Job: Gather each line in the entries below that contains the string "layer", and copy every one of them in full. Only matches with the same uppercase and lowercase letters count.
====== Given records
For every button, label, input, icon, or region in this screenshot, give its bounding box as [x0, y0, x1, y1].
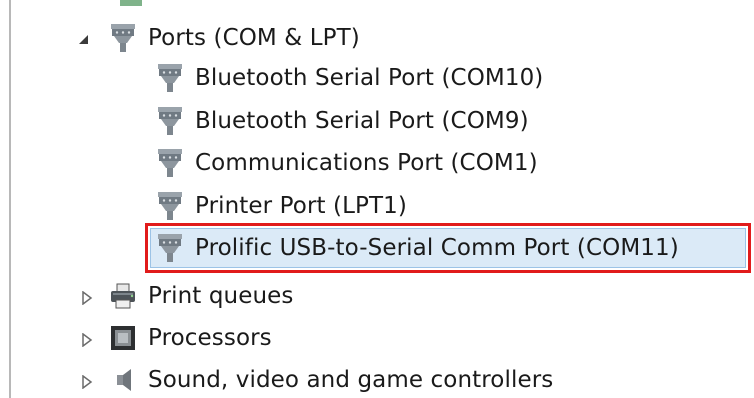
serial-port-icon: [155, 62, 185, 94]
serial-port-icon: [155, 147, 185, 179]
collapse-arrow-icon[interactable]: [76, 32, 90, 46]
tree-node-label: Processors: [148, 325, 272, 351]
tree-node-port-lpt1[interactable]: Printer Port (LPT1): [155, 186, 407, 226]
tree-node-ports[interactable]: Ports (COM & LPT): [108, 18, 360, 58]
red-annotation-box: [145, 223, 751, 273]
expand-arrow-icon[interactable]: [80, 375, 94, 389]
tree-node-label: Bluetooth Serial Port (COM9): [195, 108, 529, 134]
tree-node-label: Print queues: [148, 283, 294, 309]
partial-device-icon: [120, 0, 142, 6]
tree-node-label: Sound, video and game controllers: [148, 367, 554, 393]
expand-arrow-icon[interactable]: [80, 333, 94, 347]
serial-port-icon: [108, 22, 138, 54]
tree-node-port-com9[interactable]: Bluetooth Serial Port (COM9): [155, 101, 529, 141]
tree-node-label: Communications Port (COM1): [195, 150, 538, 176]
printer-icon: [108, 280, 138, 312]
tree-node-port-com1[interactable]: Communications Port (COM1): [155, 143, 538, 183]
serial-port-icon: [155, 105, 185, 137]
speaker-icon: [108, 364, 138, 396]
tree-node-label: Printer Port (LPT1): [195, 193, 407, 219]
tree-node-label: Ports (COM & LPT): [148, 25, 360, 51]
tree-node-processors[interactable]: Processors: [108, 318, 272, 358]
tree-node-sound[interactable]: Sound, video and game controllers: [108, 360, 553, 398]
processor-icon: [108, 322, 138, 354]
tree-node-label: Bluetooth Serial Port (COM10): [195, 65, 544, 91]
serial-port-icon: [155, 190, 185, 222]
tree-node-print-queues[interactable]: Print queues: [108, 276, 293, 316]
tree-left-border: [9, 0, 11, 398]
expand-arrow-icon[interactable]: [80, 291, 94, 305]
tree-node-port-com10[interactable]: Bluetooth Serial Port (COM10): [155, 58, 543, 98]
device-manager-tree: Ports (COM & LPT) Bluetooth Serial Port …: [0, 0, 754, 398]
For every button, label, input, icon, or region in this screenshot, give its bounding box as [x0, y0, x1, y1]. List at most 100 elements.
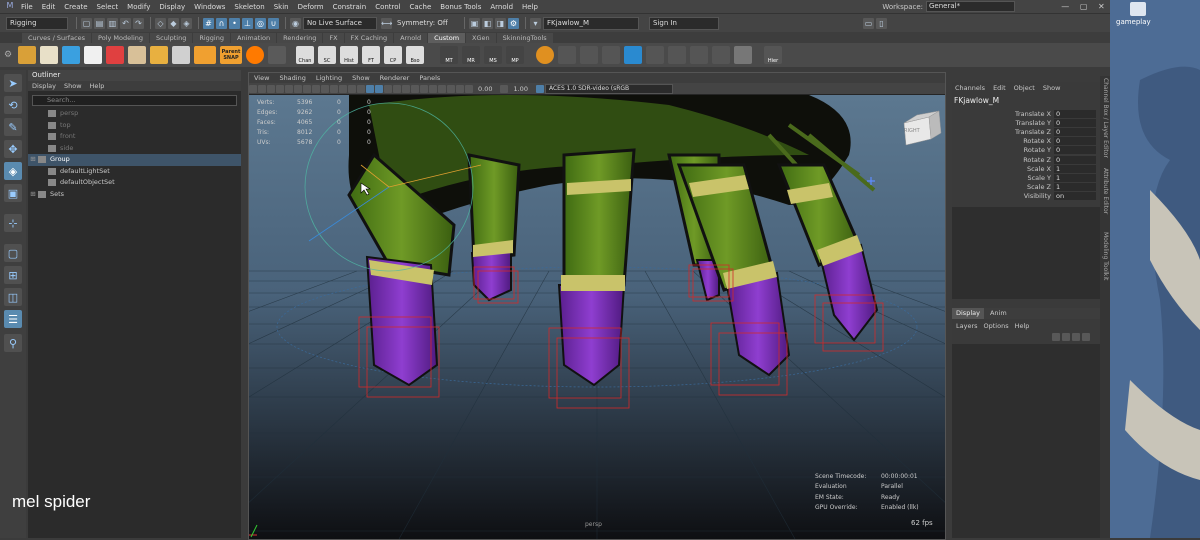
- snap-surface-icon[interactable]: ◎: [255, 17, 266, 29]
- gate-mask-icon[interactable]: [312, 84, 320, 93]
- viewport-menu-show[interactable]: Show: [352, 73, 370, 83]
- channel-attribute-label[interactable]: Rotate Z: [952, 156, 1054, 164]
- shelf-mr-button[interactable]: MR: [462, 46, 480, 64]
- shelf-tab-custom[interactable]: Custom: [428, 33, 466, 43]
- shelf-tab-sculpting[interactable]: Sculpting: [150, 33, 193, 43]
- shelf-cp-button[interactable]: CP: [384, 46, 402, 64]
- channel-attribute-row[interactable]: Rotate Y0: [952, 146, 1100, 155]
- shelf-tool-8-icon[interactable]: [172, 46, 190, 64]
- shelf-tab-fx-caching[interactable]: FX Caching: [344, 33, 394, 43]
- undo-icon[interactable]: ↶: [120, 17, 131, 29]
- render-settings-icon[interactable]: ⚙: [508, 17, 519, 29]
- menu-windows[interactable]: Windows: [194, 3, 225, 11]
- zoom-tool-icon[interactable]: ⚲: [4, 334, 22, 352]
- safe-action-icon[interactable]: [330, 84, 338, 93]
- channel-attribute-label[interactable]: Scale Y: [952, 174, 1054, 182]
- menu-modify[interactable]: Modify: [127, 3, 150, 11]
- menu-edit[interactable]: Edit: [42, 3, 56, 11]
- channel-attribute-row[interactable]: Rotate Z0: [952, 155, 1100, 164]
- shelf-tab-curves-surfaces[interactable]: Curves / Surfaces: [22, 33, 92, 43]
- viewport-menu-lighting[interactable]: Lighting: [316, 73, 342, 83]
- shelf-tab-xgen[interactable]: XGen: [466, 33, 496, 43]
- shelf-mt-button[interactable]: MT: [440, 46, 458, 64]
- folder-icon[interactable]: [1130, 2, 1146, 16]
- new-scene-icon[interactable]: ▢: [81, 17, 92, 29]
- field-chart-icon[interactable]: [321, 84, 329, 93]
- close-icon[interactable]: ✕: [1098, 2, 1105, 11]
- rotate-tool-icon[interactable]: ◈: [4, 162, 22, 180]
- shelf-tool-t-icon[interactable]: [624, 46, 642, 64]
- move-tool-icon[interactable]: ✥: [4, 140, 22, 158]
- outliner-menu-help[interactable]: Help: [90, 81, 105, 91]
- render-frame-icon[interactable]: ◧: [482, 17, 493, 29]
- snap-curve-icon[interactable]: ∩: [216, 17, 227, 29]
- channel-attribute-value[interactable]: 0: [1054, 137, 1096, 146]
- redo-icon[interactable]: ↷: [133, 17, 144, 29]
- shelf-tool-3-icon[interactable]: [62, 46, 80, 64]
- channel-attribute-label[interactable]: Translate Y: [952, 119, 1054, 127]
- shelf-tool-5-icon[interactable]: [106, 46, 124, 64]
- outliner-item[interactable]: top: [28, 120, 241, 132]
- wireframe-on-shaded-icon[interactable]: [366, 84, 374, 93]
- shelf-tool-skin-icon[interactable]: [712, 46, 730, 64]
- shelf-tab-rendering[interactable]: Rendering: [277, 33, 323, 43]
- menu-control[interactable]: Control: [375, 3, 400, 11]
- camera-attr-icon[interactable]: [258, 84, 266, 93]
- outliner-item[interactable]: ⊞ Group: [28, 154, 241, 166]
- channel-menu-show[interactable]: Show: [1043, 82, 1061, 94]
- sidebar-toggle-icon[interactable]: ▯: [876, 17, 887, 29]
- xray-joints-icon[interactable]: [447, 84, 455, 93]
- menu-constrain[interactable]: Constrain: [333, 3, 367, 11]
- layer-tab-anim[interactable]: Anim: [984, 308, 1013, 319]
- outliner-item[interactable]: side: [28, 143, 241, 155]
- channel-attribute-value[interactable]: 0: [1054, 155, 1096, 164]
- outliner-item[interactable]: defaultLightSet: [28, 166, 241, 178]
- channel-attribute-row[interactable]: Translate X0: [952, 109, 1100, 118]
- outliner-layout-icon[interactable]: ☰: [4, 310, 22, 328]
- shelf-hier-button[interactable]: Hier: [764, 46, 782, 64]
- channel-menu-channels[interactable]: Channels: [955, 82, 985, 94]
- image-plane-icon[interactable]: [276, 84, 284, 93]
- shelf-tool-2-icon[interactable]: [40, 46, 58, 64]
- outliner-item[interactable]: ⊞ Sets: [28, 189, 241, 201]
- scale-tool-icon[interactable]: ▣: [4, 184, 22, 202]
- symmetry-dropdown[interactable]: Symmetry: Off: [394, 18, 456, 29]
- four-pane-layout-icon[interactable]: ⊞: [4, 266, 22, 284]
- shelf-tool-11-icon[interactable]: [246, 46, 264, 64]
- snap-view-icon[interactable]: ⊥: [242, 17, 253, 29]
- viewport-scene[interactable]: RIGHT Verts: 5396 0 0 Edges: 9262 0 0 Faces: 4065…: [249, 95, 945, 539]
- channel-attribute-label[interactable]: Translate Z: [952, 128, 1054, 136]
- color-management-icon[interactable]: [535, 84, 544, 93]
- camera-select-icon[interactable]: [249, 84, 257, 93]
- shelf-hist-button[interactable]: Hist: [340, 46, 358, 64]
- film-gate-icon[interactable]: [294, 84, 302, 93]
- parent-snap-button[interactable]: Parent SNAP: [220, 46, 242, 64]
- layer-menu-options[interactable]: Options: [984, 322, 1009, 330]
- shelf-tab-rigging[interactable]: Rigging: [193, 33, 230, 43]
- anti-alias-icon[interactable]: [420, 84, 428, 93]
- gamma-value[interactable]: 1.00: [513, 85, 527, 93]
- outliner-item[interactable]: defaultObjectSet: [28, 177, 241, 189]
- channel-attribute-row[interactable]: Rotate X0: [952, 137, 1100, 146]
- shelf-tool-12-icon[interactable]: [268, 46, 286, 64]
- shelf-mp-button[interactable]: MP: [506, 46, 524, 64]
- shelf-ft-button[interactable]: FT: [362, 46, 380, 64]
- resolution-gate-icon[interactable]: [303, 84, 311, 93]
- magnet-icon[interactable]: ∪: [268, 17, 279, 29]
- channel-attribute-value[interactable]: 1: [1054, 164, 1096, 173]
- new-layer-icon[interactable]: [1052, 333, 1060, 341]
- shelf-tool-grid-icon[interactable]: [646, 46, 664, 64]
- shelf-tool-dots-icon[interactable]: [668, 46, 686, 64]
- shelf-chan-button[interactable]: Chan: [296, 46, 314, 64]
- expand-icon[interactable]: ⊞: [28, 154, 38, 166]
- live-surface-icon[interactable]: ◉: [290, 17, 301, 29]
- lasso-tool-icon[interactable]: ⟲: [4, 96, 22, 114]
- channel-attribute-label[interactable]: Scale Z: [952, 183, 1054, 191]
- channel-attribute-value[interactable]: 0: [1054, 109, 1096, 118]
- channel-attribute-label[interactable]: Rotate Y: [952, 146, 1054, 154]
- channel-menu-object[interactable]: Object: [1014, 82, 1035, 94]
- menu-help[interactable]: Help: [522, 3, 538, 11]
- smooth-shade-icon[interactable]: [357, 84, 365, 93]
- bookmark-icon[interactable]: [267, 84, 275, 93]
- outliner-menu-display[interactable]: Display: [32, 81, 56, 91]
============
Completed task:
- layer-tab-anim[interactable]: Anim: [984, 308, 1013, 319]
- layer-menu-options[interactable]: Options: [984, 322, 1009, 330]
- new-layer-icon[interactable]: [1052, 333, 1060, 341]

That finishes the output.